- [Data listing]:
============================================================

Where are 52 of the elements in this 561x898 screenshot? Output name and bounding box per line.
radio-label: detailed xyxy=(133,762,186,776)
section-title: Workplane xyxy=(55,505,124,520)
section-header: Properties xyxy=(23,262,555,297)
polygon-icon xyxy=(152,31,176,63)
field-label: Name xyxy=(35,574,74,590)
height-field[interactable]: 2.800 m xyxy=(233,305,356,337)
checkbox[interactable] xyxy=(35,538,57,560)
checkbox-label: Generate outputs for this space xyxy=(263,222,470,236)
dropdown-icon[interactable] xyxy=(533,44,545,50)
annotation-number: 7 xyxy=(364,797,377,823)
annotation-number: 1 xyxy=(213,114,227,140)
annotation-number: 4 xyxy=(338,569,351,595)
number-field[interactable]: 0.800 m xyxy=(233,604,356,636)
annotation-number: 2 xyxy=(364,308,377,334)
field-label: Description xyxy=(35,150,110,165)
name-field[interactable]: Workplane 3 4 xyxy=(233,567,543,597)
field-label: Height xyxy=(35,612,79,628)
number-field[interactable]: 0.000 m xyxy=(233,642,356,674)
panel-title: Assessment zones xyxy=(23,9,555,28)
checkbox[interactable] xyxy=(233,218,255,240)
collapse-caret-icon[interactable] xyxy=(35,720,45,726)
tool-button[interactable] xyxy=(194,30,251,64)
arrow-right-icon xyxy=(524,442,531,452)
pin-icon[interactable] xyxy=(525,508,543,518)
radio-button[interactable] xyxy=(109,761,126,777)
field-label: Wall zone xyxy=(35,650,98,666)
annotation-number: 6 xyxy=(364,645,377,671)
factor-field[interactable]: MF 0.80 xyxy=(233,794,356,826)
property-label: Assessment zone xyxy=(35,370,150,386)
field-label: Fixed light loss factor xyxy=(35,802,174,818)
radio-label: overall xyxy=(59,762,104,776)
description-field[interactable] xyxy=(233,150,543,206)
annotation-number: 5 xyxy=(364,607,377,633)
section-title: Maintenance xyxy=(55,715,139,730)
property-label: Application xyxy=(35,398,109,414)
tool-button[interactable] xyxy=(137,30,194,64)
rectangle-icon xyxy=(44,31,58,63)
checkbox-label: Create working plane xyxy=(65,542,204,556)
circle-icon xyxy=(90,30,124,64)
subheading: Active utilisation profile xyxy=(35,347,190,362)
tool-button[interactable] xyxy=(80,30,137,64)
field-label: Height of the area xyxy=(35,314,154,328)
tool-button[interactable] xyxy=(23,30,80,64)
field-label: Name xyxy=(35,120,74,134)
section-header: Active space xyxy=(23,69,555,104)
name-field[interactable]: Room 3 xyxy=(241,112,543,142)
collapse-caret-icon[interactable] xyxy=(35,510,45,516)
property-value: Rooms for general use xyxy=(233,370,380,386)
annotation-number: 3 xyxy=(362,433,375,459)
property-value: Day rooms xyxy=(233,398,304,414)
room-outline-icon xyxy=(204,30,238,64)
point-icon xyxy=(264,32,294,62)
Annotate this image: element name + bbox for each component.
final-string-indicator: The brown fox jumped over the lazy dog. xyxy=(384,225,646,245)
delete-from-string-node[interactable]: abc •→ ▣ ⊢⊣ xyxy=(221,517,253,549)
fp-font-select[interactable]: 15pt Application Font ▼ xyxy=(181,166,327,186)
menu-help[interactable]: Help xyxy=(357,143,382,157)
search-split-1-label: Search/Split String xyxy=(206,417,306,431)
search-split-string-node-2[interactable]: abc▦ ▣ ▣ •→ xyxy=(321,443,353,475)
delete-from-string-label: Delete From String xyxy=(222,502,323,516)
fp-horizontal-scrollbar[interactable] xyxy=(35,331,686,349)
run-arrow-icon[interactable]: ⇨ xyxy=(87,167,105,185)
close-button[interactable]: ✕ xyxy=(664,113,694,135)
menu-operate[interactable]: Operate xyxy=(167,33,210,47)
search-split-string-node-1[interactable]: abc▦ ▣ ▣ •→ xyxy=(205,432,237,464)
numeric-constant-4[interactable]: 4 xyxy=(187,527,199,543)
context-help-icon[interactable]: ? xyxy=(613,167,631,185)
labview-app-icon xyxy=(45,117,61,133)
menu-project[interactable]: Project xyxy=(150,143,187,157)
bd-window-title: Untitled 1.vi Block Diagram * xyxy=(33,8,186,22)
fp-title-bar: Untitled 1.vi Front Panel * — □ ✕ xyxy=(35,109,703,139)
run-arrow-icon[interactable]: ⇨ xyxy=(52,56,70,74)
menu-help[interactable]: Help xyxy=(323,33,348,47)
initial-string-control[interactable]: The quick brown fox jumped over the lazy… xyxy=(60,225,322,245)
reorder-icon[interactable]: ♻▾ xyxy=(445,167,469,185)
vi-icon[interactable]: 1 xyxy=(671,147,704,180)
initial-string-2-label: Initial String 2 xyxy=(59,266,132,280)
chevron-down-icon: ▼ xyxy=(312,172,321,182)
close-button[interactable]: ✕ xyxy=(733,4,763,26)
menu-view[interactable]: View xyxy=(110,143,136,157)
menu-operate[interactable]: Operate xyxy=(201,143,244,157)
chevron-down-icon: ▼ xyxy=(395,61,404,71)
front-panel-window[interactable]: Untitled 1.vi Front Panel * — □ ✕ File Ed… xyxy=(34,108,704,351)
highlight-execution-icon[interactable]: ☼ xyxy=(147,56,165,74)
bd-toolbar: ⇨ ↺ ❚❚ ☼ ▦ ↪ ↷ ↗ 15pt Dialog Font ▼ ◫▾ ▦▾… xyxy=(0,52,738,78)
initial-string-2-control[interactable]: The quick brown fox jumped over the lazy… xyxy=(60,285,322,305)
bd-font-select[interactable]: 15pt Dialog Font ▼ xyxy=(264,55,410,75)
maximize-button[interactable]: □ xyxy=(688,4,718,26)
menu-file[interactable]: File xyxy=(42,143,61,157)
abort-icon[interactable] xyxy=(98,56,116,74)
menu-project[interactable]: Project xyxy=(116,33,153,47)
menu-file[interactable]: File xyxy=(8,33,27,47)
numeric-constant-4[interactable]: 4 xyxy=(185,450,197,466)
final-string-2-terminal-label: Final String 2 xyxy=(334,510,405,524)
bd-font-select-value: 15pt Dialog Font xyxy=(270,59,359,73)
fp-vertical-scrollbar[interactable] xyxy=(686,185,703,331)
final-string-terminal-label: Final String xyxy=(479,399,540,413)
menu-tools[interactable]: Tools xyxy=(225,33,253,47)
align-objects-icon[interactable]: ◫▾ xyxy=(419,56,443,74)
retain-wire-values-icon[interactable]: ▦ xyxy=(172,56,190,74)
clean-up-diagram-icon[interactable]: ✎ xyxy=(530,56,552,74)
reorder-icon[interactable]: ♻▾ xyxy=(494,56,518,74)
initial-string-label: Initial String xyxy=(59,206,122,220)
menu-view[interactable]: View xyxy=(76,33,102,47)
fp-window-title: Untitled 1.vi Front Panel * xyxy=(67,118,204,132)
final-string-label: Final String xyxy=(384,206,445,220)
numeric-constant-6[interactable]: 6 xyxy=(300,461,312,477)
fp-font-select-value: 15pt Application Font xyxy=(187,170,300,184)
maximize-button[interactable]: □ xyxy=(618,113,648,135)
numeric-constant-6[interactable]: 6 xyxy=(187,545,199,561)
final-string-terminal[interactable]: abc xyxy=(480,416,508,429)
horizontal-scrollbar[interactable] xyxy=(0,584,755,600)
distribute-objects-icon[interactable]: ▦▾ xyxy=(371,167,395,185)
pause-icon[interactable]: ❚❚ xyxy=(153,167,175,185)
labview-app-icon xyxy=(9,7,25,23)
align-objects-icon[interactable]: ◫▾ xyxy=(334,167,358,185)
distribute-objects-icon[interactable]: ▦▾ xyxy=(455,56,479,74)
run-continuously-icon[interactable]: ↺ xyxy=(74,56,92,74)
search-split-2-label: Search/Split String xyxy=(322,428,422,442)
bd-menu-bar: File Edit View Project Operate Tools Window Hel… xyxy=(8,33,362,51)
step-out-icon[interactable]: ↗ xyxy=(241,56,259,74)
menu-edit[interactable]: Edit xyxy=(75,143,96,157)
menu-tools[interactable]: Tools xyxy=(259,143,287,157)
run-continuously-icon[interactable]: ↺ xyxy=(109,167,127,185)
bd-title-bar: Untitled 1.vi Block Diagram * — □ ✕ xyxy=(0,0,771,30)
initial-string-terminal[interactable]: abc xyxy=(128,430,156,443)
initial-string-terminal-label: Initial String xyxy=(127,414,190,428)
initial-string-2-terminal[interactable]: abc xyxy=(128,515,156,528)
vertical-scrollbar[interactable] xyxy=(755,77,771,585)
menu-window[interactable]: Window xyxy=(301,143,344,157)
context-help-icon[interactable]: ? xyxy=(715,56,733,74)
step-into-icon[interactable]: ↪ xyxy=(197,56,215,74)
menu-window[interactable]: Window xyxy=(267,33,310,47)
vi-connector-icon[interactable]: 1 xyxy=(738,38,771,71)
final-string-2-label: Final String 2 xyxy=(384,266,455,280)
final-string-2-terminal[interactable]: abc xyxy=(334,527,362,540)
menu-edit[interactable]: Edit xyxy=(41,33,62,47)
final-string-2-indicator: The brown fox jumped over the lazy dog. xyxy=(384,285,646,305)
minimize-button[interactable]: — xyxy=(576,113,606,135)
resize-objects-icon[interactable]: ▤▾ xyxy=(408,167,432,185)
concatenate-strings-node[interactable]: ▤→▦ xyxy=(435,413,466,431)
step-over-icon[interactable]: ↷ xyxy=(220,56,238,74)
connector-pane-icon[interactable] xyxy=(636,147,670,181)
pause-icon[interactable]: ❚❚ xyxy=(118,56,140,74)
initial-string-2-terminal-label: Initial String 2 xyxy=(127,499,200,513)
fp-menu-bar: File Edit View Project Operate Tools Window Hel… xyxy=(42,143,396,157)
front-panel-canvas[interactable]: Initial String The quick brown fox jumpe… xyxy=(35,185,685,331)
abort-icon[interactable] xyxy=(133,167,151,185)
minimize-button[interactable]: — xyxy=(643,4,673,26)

============================================================

- [PROBLEM TO WORK ON]: Transcribe the data word for word, starting at its first line and continuing through the line that contains "dropdown-icon[interactable] xyxy=(533,44,545,50)", including that line.

- [SOLUTION TO THE PROBLEM]:
Where are 52 of the elements in this 561x898 screenshot? Output name and bounding box per line.
radio-label: detailed xyxy=(133,762,186,776)
section-title: Workplane xyxy=(55,505,124,520)
section-header: Properties xyxy=(23,262,555,297)
polygon-icon xyxy=(152,31,176,63)
field-label: Name xyxy=(35,574,74,590)
height-field[interactable]: 2.800 m xyxy=(233,305,356,337)
checkbox[interactable] xyxy=(35,538,57,560)
checkbox-label: Generate outputs for this space xyxy=(263,222,470,236)
dropdown-icon[interactable] xyxy=(533,44,545,50)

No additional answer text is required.